* [TASK] The data below should be restated word for word, with every picture omitted.

* [DATA IN THIS EXERCISE]
—————
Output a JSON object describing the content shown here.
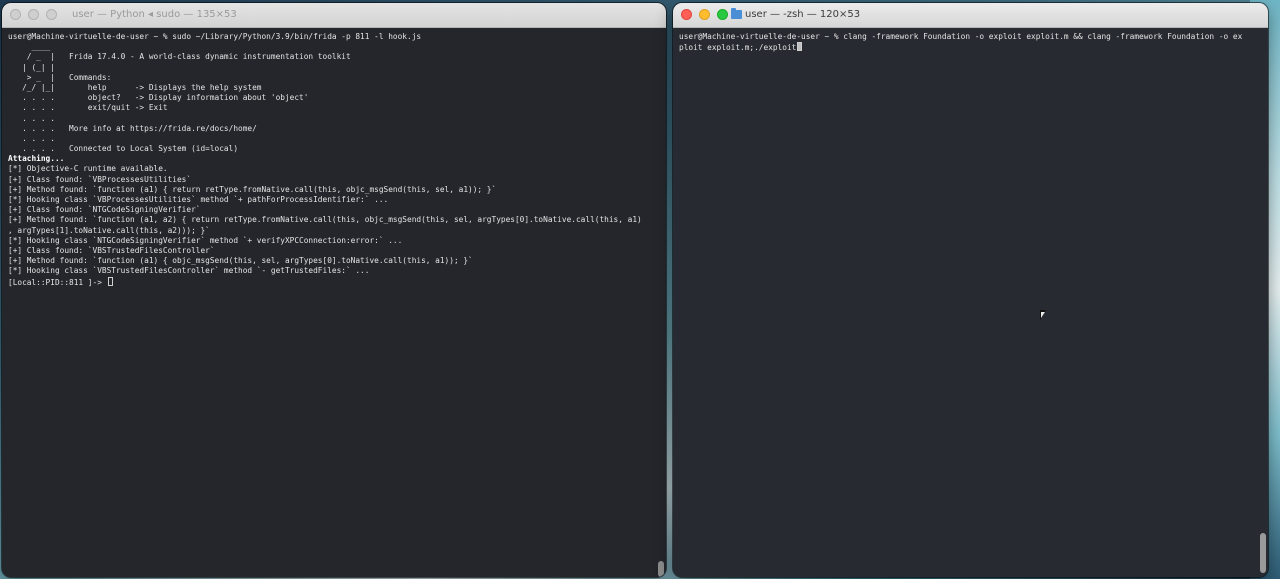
{
  "colors": {
    "terminal_bg": "#24262c",
    "terminal_text": "#e4e4e4",
    "close": "#ff5f57",
    "minimize": "#febc2e",
    "zoom": "#28c840"
  },
  "left_window": {
    "title": "user — Python ◂ sudo — 135×53",
    "icon": "close-tab-icon",
    "lines": [
      "user@Machine-virtuelle-de-user ~ % sudo ~/Library/Python/3.9/bin/frida -p 811 -l hook.js",
      "     ____",
      "    / _  |   Frida 17.4.0 - A world-class dynamic instrumentation toolkit",
      "   | (_| |",
      "    > _  |   Commands:",
      "   /_/ |_|       help      -> Displays the help system",
      "   . . . .       object?   -> Display information about 'object'",
      "   . . . .       exit/quit -> Exit",
      "   . . . .",
      "   . . . .   More info at https://frida.re/docs/home/",
      "   . . . .",
      "   . . . .   Connected to Local System (id=local)",
      "Attaching...",
      "[*] Objective-C runtime available.",
      "[+] Class found: `VBProcessesUtilities`",
      "[+] Method found: `function (a1) { return retType.fromNative.call(this, objc_msgSend(this, sel, a1)); }`",
      "[*] Hooking class `VBProcessesUtilities` method `+ pathForProcessIdentifier:` ...",
      "[+] Class found: `NTGCodeSigningVerifier`",
      "[+] Method found: `function (a1, a2) { return retType.fromNative.call(this, objc_msgSend(this, sel, argTypes[0].toNative.call(this, a1)",
      ", argTypes[1].toNative.call(this, a2))); }`",
      "[*] Hooking class `NTGCodeSigningVerifier` method `+ verifyXPCConnection:error:` ...",
      "[+] Class found: `VBSTrustedFilesController`",
      "[+] Method found: `function (a1) { objc_msgSend(this, sel, argTypes[0].toNative.call(this, a1)); }`",
      "[*] Hooking class `VBSTrustedFilesController` method `- getTrustedFiles:` ...",
      "[Local::PID::811 ]-> "
    ]
  },
  "right_window": {
    "title": "user — -zsh — 120×53",
    "lines": [
      "user@Machine-virtuelle-de-user ~ % clang -framework Foundation -o exploit exploit.m && clang -framework Foundation -o ex",
      "ploit exploit.m;./exploit"
    ]
  }
}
—————
* [COMPLETE OUTPUT]
Output a JSON object describing the content shown here.
{
  "colors": {
    "terminal_bg": "#24262c",
    "terminal_text": "#e4e4e4",
    "close": "#ff5f57",
    "minimize": "#febc2e",
    "zoom": "#28c840"
  },
  "left_window": {
    "title": "user — Python ◂ sudo — 135×53",
    "icon": "close-tab-icon",
    "lines": [
      "user@Machine-virtuelle-de-user ~ % sudo ~/Library/Python/3.9/bin/frida -p 811 -l hook.js",
      "     ____",
      "    / _  |   Frida 17.4.0 - A world-class dynamic instrumentation toolkit",
      "   | (_| |",
      "    > _  |   Commands:",
      "   /_/ |_|       help      -> Displays the help system",
      "   . . . .       object?   -> Display information about 'object'",
      "   . . . .       exit/quit -> Exit",
      "   . . . .",
      "   . . . .   More info at https://frida.re/docs/home/",
      "   . . . .",
      "   . . . .   Connected to Local System (id=local)",
      "Attaching...",
      "[*] Objective-C runtime available.",
      "[+] Class found: `VBProcessesUtilities`",
      "[+] Method found: `function (a1) { return retType.fromNative.call(this, objc_msgSend(this, sel, a1)); }`",
      "[*] Hooking class `VBProcessesUtilities` method `+ pathForProcessIdentifier:` ...",
      "[+] Class found: `NTGCodeSigningVerifier`",
      "[+] Method found: `function (a1, a2) { return retType.fromNative.call(this, objc_msgSend(this, sel, argTypes[0].toNative.call(this, a1)",
      ", argTypes[1].toNative.call(this, a2))); }`",
      "[*] Hooking class `NTGCodeSigningVerifier` method `+ verifyXPCConnection:error:` ...",
      "[+] Class found: `VBSTrustedFilesController`",
      "[+] Method found: `function (a1) { objc_msgSend(this, sel, argTypes[0].toNative.call(this, a1)); }`",
      "[*] Hooking class `VBSTrustedFilesController` method `- getTrustedFiles:` ...",
      "[Local::PID::811 ]-> "
    ]
  },
  "right_window": {
    "title": "user — -zsh — 120×53",
    "lines": [
      "user@Machine-virtuelle-de-user ~ % clang -framework Foundation -o exploit exploit.m && clang -framework Foundation -o ex",
      "ploit exploit.m;./exploit"
    ]
  }
}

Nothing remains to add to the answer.